> **DOCUMENT PASSAGE**:
Working Groups: Overview
 Battery Interface Working Group
The Battery Interface (BIF) Working Group was established in March 2010 to define a robust, cost-efficient communication interface specification for smart batteries and low cost batteries. The BIF WG will investigate a low-speed, single-wire interface for communication between the mobile terminal and battery pack.
The fundamental requirement for a battery interface is to provide a method to communicate enough information to ensure safe and efficient charging in any environmental conditions. While low cost battery interface supports battery chemistry and capacity detection for basic safety, a smart battery interface with security features can offer strong protection against use of counterfeit batteries, providing a safer solution for mobile terminal end users.
Battery chemistries are evolving rapidly and will present new challenges to charge control, battery life time prediction and other similar subjects. The BIF WG will consider future expandability and room for user-defined, innovative functions and services for differentiation. The BIF WG reviews other standards in the mobile battery technology area to comply with relevant parts of them.
In terms of the OSI reference model, the BIF specification will consist of Data Link Layer and Physical Layer definition. The BIF WG considers existing proven solutions when possible.
Camera Working Group
The Camera Working Group was formed by the MIPI® Board of Directors to enable industry convergence onto a robust, scalable, power efficient serial interface for imaging peripherals and host processors. As MIPI gathered initial early momentum in 2004, CWG group initially forwarded the legacy MIPI Camera Serial Interface 1.0 specification for approval and began efforts on the next generation.

> **DIRECTION**: Carry on the working groups overview above from the point where it stops, after the sentence about the Camera Working Group starting work on the next generation.

(Bounding box annotations)
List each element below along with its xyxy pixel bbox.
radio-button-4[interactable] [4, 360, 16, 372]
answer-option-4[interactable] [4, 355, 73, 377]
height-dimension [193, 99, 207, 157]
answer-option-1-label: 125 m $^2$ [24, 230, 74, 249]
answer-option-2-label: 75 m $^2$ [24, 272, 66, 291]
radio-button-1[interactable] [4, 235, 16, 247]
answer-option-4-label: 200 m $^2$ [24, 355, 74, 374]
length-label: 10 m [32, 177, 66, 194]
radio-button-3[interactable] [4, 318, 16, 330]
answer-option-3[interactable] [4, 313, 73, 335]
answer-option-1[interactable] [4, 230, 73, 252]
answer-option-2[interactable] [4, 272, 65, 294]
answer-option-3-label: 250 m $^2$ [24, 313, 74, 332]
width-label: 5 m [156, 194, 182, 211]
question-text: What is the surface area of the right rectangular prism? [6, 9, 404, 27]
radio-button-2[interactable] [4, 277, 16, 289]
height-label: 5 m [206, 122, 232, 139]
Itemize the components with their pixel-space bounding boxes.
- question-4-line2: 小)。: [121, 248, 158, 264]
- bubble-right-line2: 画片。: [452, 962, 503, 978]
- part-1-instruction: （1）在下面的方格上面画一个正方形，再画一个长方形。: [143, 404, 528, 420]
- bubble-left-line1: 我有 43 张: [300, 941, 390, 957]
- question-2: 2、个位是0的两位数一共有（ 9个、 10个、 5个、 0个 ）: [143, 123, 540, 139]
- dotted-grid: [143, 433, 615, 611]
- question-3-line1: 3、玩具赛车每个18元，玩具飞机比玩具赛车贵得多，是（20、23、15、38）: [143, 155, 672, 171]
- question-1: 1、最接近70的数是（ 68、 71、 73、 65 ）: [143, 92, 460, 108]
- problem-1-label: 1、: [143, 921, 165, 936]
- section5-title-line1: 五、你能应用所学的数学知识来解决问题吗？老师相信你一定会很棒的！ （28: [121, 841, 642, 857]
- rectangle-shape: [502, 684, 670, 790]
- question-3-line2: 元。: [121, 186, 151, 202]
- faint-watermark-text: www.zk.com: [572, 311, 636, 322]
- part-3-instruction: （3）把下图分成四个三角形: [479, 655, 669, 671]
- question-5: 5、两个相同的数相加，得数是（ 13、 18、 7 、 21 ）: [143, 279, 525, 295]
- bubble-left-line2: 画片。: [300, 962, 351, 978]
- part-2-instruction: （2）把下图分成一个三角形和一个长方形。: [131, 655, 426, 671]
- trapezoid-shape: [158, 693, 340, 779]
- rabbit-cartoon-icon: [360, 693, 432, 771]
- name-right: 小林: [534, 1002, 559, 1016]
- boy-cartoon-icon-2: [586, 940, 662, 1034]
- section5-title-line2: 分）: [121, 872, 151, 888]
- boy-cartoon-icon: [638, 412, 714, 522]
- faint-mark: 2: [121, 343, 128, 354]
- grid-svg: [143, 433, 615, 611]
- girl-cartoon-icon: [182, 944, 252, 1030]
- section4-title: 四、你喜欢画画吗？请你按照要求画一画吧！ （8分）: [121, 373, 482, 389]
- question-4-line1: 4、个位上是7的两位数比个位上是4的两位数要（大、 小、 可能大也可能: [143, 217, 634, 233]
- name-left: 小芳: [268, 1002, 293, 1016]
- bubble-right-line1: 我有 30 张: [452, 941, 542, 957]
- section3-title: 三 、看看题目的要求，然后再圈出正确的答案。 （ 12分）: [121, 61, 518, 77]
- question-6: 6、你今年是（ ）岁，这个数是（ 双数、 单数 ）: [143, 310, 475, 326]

> **FINAL RESULT**:
During 2004-2005, strong participation from a diverse set of member companies produced a major revision to CSI the "Camera Serial Interface 2 v1.0" specification.
CSI-2 specifies the details of protocol transmission over the D-PHY physical layer, a separate specification from the MIPI PHY Working Group. Its scope covers the transmission of serial data from a peripheral to a host processor, including packet formatting, data formats, and error detection and correction. CSI-2 v1 did not address detailed command and control issues, since they vary widely across implementations from different manufacturers and in different OEM software.
Currently, the Camera Working Group focuses on a next generation serial interface, which will expand CSI-2's scope to include some aspects of command and control, moving high bandwidth transmissions across the PHY Working Group's upcoming M-PHY physical layer using the UniPro Working Group's UniPro application layer.
DigRFSM
The DigRFSM WG was formed as a working group in April 2007. The group is focused on developing specifications for wireless mobile RFIC to BBIC interfaces in mobile devices.
The group's current charter is split into short and long term development efforts. The short term development will focus on a specification targeted for completion by end of 2007 for LTE and WiMax air interface standards. The longer term development will focus on future air interface standards which promise further improvements in high speed, data optimized traffic. In addition, the future work will seek to harmonize efforts with the PHY and UniPro Working Groups.
These specifications will describe the logical, electrical and timing characteristics of the digital RF-BB Interface with sufficient detail to allow physical implementation of the interface, and with sufficient rigor that implementations of the interface from different suppliers are fully compatible at the physical level.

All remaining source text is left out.